_Requirements_
Locate each line in the records containing "this". Copy it.

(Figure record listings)
## begin

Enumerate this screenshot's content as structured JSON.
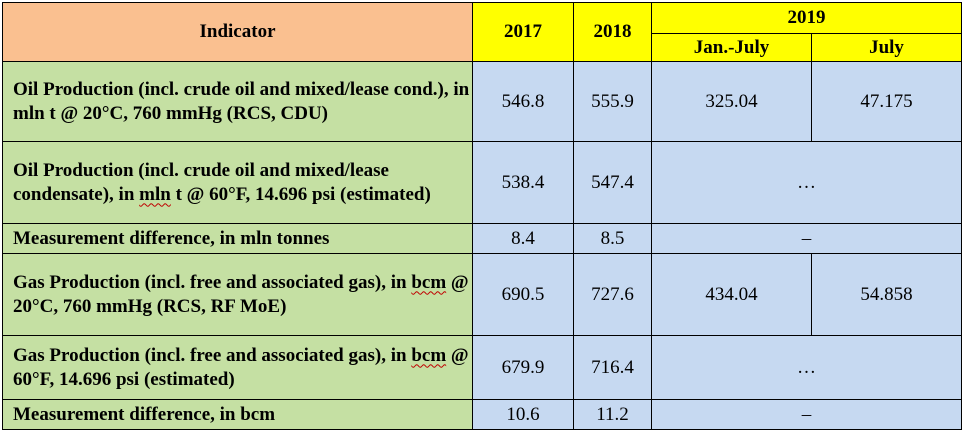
{
  "header": {
    "indicator": "Indicator",
    "y2017": "2017",
    "y2018": "2018",
    "y2019": "2019",
    "jan_july": "Jan.-July",
    "july": "July"
  },
  "rows": [
    {
      "indicator_parts": [
        "Oil Production (incl. crude oil and mixed/lease cond.), in mln t @ 20°C, 760 mmHg (RCS, CDU)"
      ],
      "v2017": "546.8",
      "v2018": "555.9",
      "jan_july": "325.04",
      "july": "47.175"
    },
    {
      "indicator_parts": [
        "Oil Production (incl. crude oil and mixed/lease condensate), in ",
        "mln",
        " t @ 60°F, 14.696 psi (estimated)"
      ],
      "v2017": "538.4",
      "v2018": "547.4",
      "merged": "…"
    },
    {
      "indicator_parts": [
        "Measurement difference, in mln tonnes"
      ],
      "v2017": "8.4",
      "v2018": "8.5",
      "merged": "–"
    },
    {
      "indicator_parts": [
        "Gas Production (incl. free and associated gas), in ",
        "bcm",
        " @ 20°C, 760 mmHg (RCS, RF MoE)"
      ],
      "v2017": "690.5",
      "v2018": "727.6",
      "jan_july": "434.04",
      "july": "54.858"
    },
    {
      "indicator_parts": [
        "Gas Production (incl. free and associated gas), in ",
        "bcm",
        " @ 60°F, 14.696 psi (estimated)"
      ],
      "v2017": "679.9",
      "v2018": "716.4",
      "merged": "…"
    },
    {
      "indicator_parts": [
        "Measurement difference, in bcm"
      ],
      "v2017": "10.6",
      "v2018": "11.2",
      "merged": "–"
    }
  ]
}
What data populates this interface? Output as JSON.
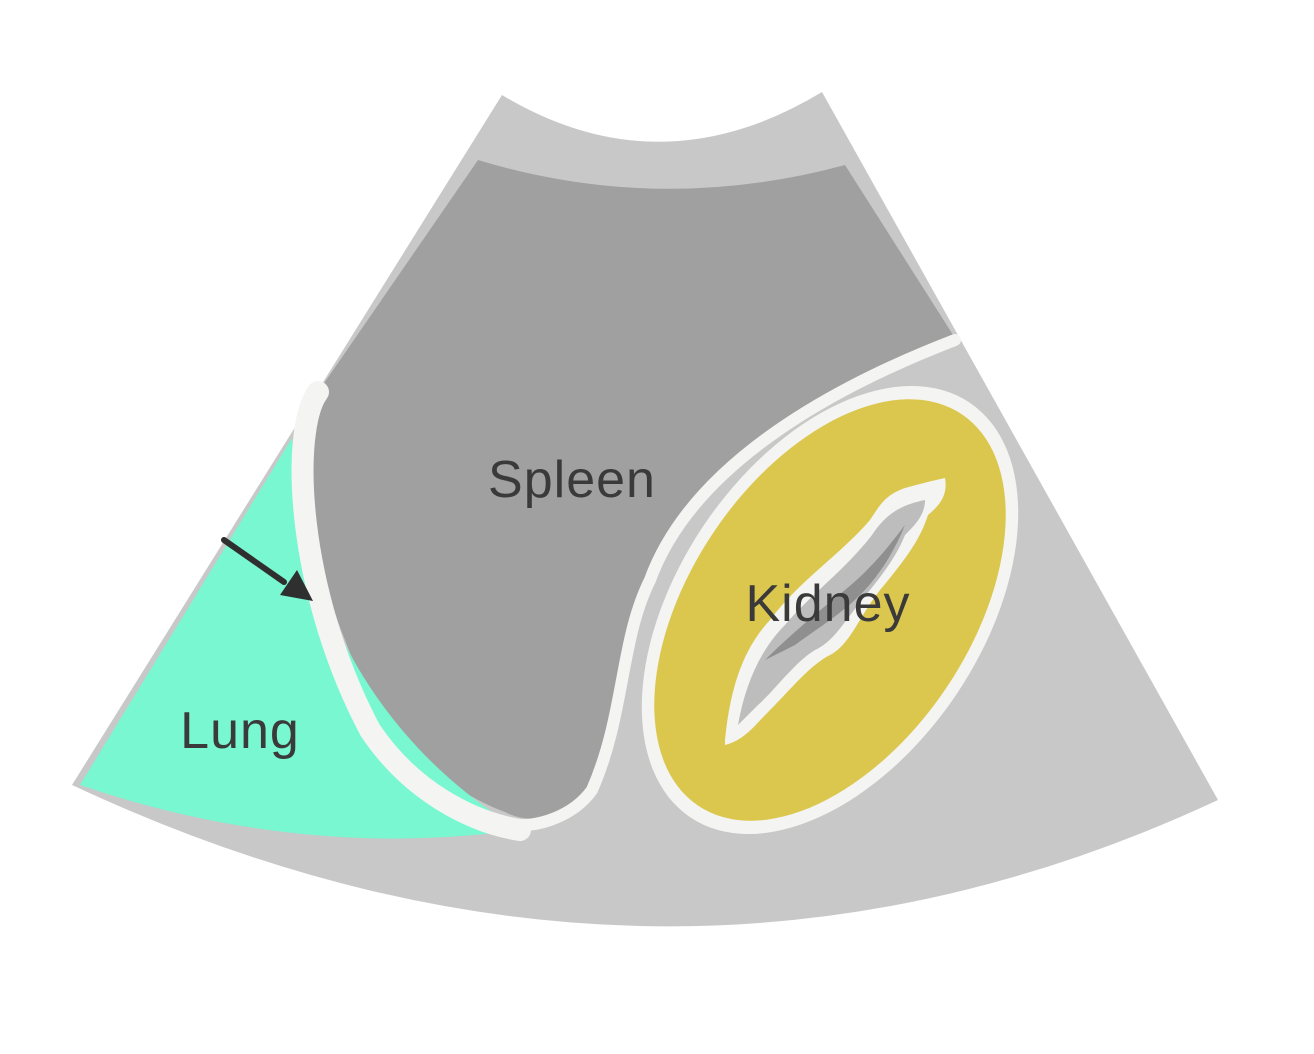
{
  "labels": {
    "spleen": "Spleen",
    "kidney": "Kidney",
    "lung": "Lung"
  },
  "colors": {
    "sector_background": "#c8c8c8",
    "spleen": "#a0a0a0",
    "lung": "#78f7d1",
    "kidney_cortex": "#dcc74e",
    "kidney_sinus": "#bdbdbd",
    "outline": "#f4f4f2",
    "arrow": "#2f2f2f",
    "label_text": "#3a3a3a"
  }
}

## end

_Solved exercise_
Enumerate this screenshot's content as structured JSON.
What data populates this interface? Output as JSON.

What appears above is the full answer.